>>>

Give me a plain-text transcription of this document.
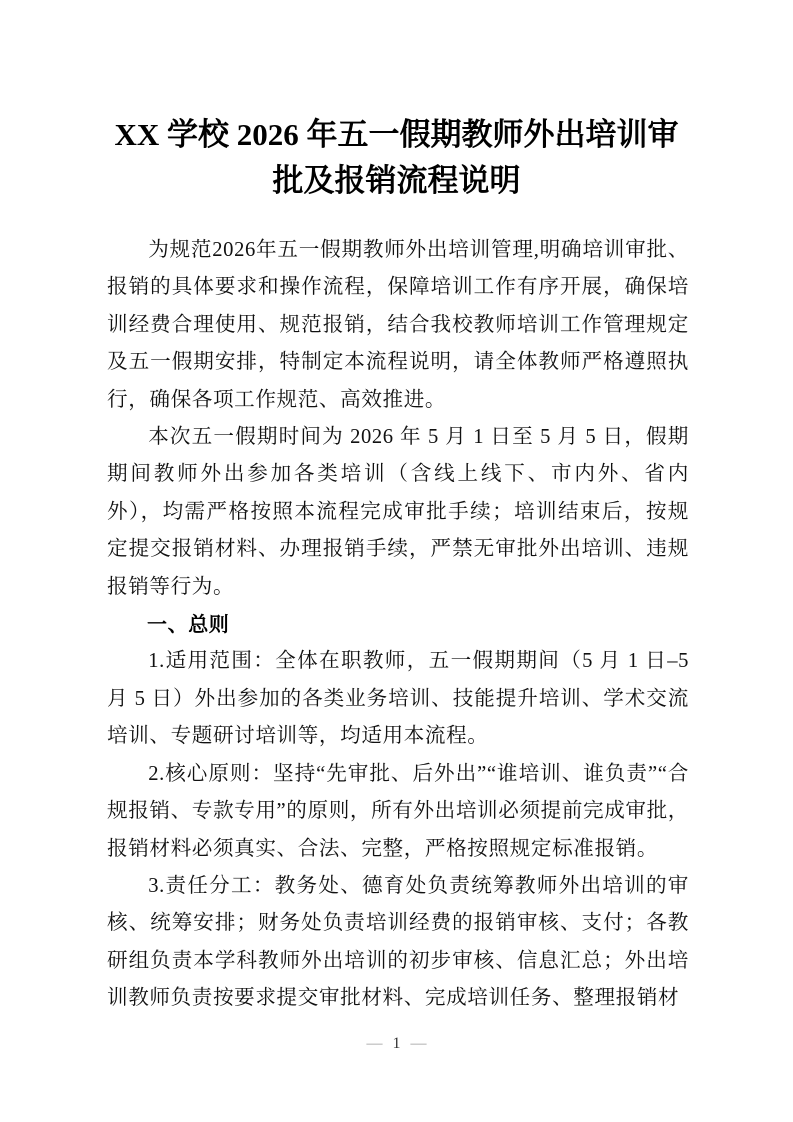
XX 学校 2026 年五一假期教师外出培训审
批及报销流程说明

为规范2026年五一假期教师外出培训管理,明确培训审批、报销的具体要求和操作流程，保障培训工作有序开展，确保培训经费合理使用、规范报销，结合我校教师培训工作管理规定及五一假期安排，特制定本流程说明，请全体教师严格遵照执行，确保各项工作规范、高效推进。

本次五一假期时间为 2026 年 5 月 1 日至 5 月 5 日，假期期间教师外出参加各类培训（含线上线下、市内外、省内外），均需严格按照本流程完成审批手续；培训结束后，按规定提交报销材料、办理报销手续，严禁无审批外出培训、违规报销等行为。

一、总则

1.适用范围：全体在职教师，五一假期期间（5 月 1 日–5 月 5 日）外出参加的各类业务培训、技能提升培训、学术交流培训、专题研讨培训等，均适用本流程。

2.核心原则：坚持“先审批、后外出”“谁培训、谁负责”“合规报销、专款专用”的原则，所有外出培训必须提前完成审批，报销材料必须真实、合法、完整，严格按照规定标准报销。

3.责任分工：教务处、德育处负责统筹教师外出培训的审核、统筹安排；财务处负责培训经费的报销审核、支付；各教研组负责本学科教师外出培训的初步审核、信息汇总；外出培训教师负责按要求提交审批材料、完成培训任务、整理报销材

— 1 —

<<<

The records above must be transcribed exactly. Pictures are left out of the copy.

## Output below:
Give me a plain-text transcription of this document.
XX 学校 2026 年五一假期教师外出培训审
批及报销流程说明

为规范2026年五一假期教师外出培训管理,明确培训审批、报销的具体要求和操作流程，保障培训工作有序开展，确保培训经费合理使用、规范报销，结合我校教师培训工作管理规定及五一假期安排，特制定本流程说明，请全体教师严格遵照执行，确保各项工作规范、高效推进。

本次五一假期时间为 2026 年 5 月 1 日至 5 月 5 日，假期期间教师外出参加各类培训（含线上线下、市内外、省内外），均需严格按照本流程完成审批手续；培训结束后，按规定提交报销材料、办理报销手续，严禁无审批外出培训、违规报销等行为。

一、总则

1.适用范围：全体在职教师，五一假期期间（5 月 1 日–5 月 5 日）外出参加的各类业务培训、技能提升培训、学术交流培训、专题研讨培训等，均适用本流程。

2.核心原则：坚持“先审批、后外出”“谁培训、谁负责”“合规报销、专款专用”的原则，所有外出培训必须提前完成审批，报销材料必须真实、合法、完整，严格按照规定标准报销。

3.责任分工：教务处、德育处负责统筹教师外出培训的审核、统筹安排；财务处负责培训经费的报销审核、支付；各教研组负责本学科教师外出培训的初步审核、信息汇总；外出培训教师负责按要求提交审批材料、完成培训任务、整理报销材

— 1 —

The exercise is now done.